Page extract>
********

None - This instruction does not affect any condition register fields or XER register bits.

For more information on memory addressing see Section 2.1.6, "Effective Address Calculation," in the PowerPC Microprocessor Family: The Programming Environments manual.

Examples

Array Element Access

# Access 32-bit array element by index
lis r3, int_array@ha
addi r3, r3, int_array@l
li r4, 25               # Array index
slwi r5, r4, 2          # Multiply by 4 (sizeof(int))
lwzx r6, r3, r5         # Load int_array[25]

# Access with dynamic indexing
lwz r7, dynamic_index(r0) # Load index from variable
slwi r8, r7, 2          # Convert to byte offset
lwzx r9, r3, r8         # Load int_array[dynamic_index]

Function Pointer Table

# Call function through pointer table using indexed access
lis r3, function_table@ha
addi r3, r3, function_table@l
lwz r4, function_id(r0) # Load function ID (0-based)
slwi r5, r4, 2          # Convert to pointer offset
lwzx r6, r3, r5         # Load function pointer

# Validate function pointer
cmpwi r6, 0
beq invalid_function    # Branch if null pointer

# Set up function call
mtctr r6                # Move to count register
# Set up parameters in r3, r4, r5...
bctrl                   # Call function

invalid_function:
    # Handle invalid function ID
    bl error_handler

Hash Table Implementation

# Hash table lookup with collision handling
lis r3, hash_table@ha
addi r3, r3, hash_table@l
lwz r4, search_key(r0)  # Key to search for
li r5, HASH_TABLE_SIZE  # Table size (power of 2)

********

Information provided>
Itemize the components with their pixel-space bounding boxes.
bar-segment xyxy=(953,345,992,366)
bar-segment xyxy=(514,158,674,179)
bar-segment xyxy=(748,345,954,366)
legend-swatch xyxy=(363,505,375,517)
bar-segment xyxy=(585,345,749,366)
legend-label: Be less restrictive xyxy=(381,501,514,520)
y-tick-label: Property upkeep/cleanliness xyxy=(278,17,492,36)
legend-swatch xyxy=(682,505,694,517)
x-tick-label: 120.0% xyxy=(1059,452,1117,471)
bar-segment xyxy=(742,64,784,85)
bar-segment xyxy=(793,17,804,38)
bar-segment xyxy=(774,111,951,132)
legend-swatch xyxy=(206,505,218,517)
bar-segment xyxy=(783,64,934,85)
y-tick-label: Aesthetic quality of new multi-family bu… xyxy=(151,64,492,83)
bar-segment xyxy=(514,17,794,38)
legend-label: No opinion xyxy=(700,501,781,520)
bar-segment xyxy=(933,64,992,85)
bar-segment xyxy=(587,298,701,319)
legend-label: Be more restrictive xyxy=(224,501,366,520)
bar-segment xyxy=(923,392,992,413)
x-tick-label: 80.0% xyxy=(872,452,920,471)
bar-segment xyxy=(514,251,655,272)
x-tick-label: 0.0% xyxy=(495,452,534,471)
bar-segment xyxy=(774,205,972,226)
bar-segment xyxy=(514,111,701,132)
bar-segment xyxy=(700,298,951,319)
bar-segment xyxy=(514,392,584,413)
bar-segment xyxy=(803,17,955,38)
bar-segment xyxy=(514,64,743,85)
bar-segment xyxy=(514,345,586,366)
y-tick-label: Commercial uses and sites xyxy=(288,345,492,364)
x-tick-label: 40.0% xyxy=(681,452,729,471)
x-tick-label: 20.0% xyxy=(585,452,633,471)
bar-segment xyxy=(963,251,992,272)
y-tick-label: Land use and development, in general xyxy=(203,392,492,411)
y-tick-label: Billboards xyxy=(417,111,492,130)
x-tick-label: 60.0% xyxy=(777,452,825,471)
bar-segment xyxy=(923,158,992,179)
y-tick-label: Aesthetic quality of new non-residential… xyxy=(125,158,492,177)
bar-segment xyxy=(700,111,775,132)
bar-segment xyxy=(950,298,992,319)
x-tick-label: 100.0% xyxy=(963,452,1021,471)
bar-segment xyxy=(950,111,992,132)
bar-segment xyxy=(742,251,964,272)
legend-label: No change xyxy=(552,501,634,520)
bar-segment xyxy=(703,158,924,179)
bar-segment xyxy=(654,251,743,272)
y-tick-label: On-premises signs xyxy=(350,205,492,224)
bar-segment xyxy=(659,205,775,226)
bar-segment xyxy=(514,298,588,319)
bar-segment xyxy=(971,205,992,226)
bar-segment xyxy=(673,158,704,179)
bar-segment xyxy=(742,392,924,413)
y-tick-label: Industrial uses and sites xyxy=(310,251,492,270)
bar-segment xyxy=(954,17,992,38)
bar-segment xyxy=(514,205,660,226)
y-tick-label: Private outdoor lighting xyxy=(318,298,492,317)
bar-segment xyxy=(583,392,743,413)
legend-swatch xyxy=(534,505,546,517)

********

Written request>
Decide whether each statement below agrees with the PowerPC excerpt above, answering yes or no and quoting the deciding words of the excerpt: 1. The instruction changes condition register fields. 2. In the array example, the index is multiplied by 4 before the element is loaded. 3. The hash table size is described as a power of 2.

Expected output>
1. No: "This instruction does not affect any condition register fields or XER register bits."
2. Yes: "Multiply by 4 (sizeof(int))"
3. Yes: "Table size (power of 2)"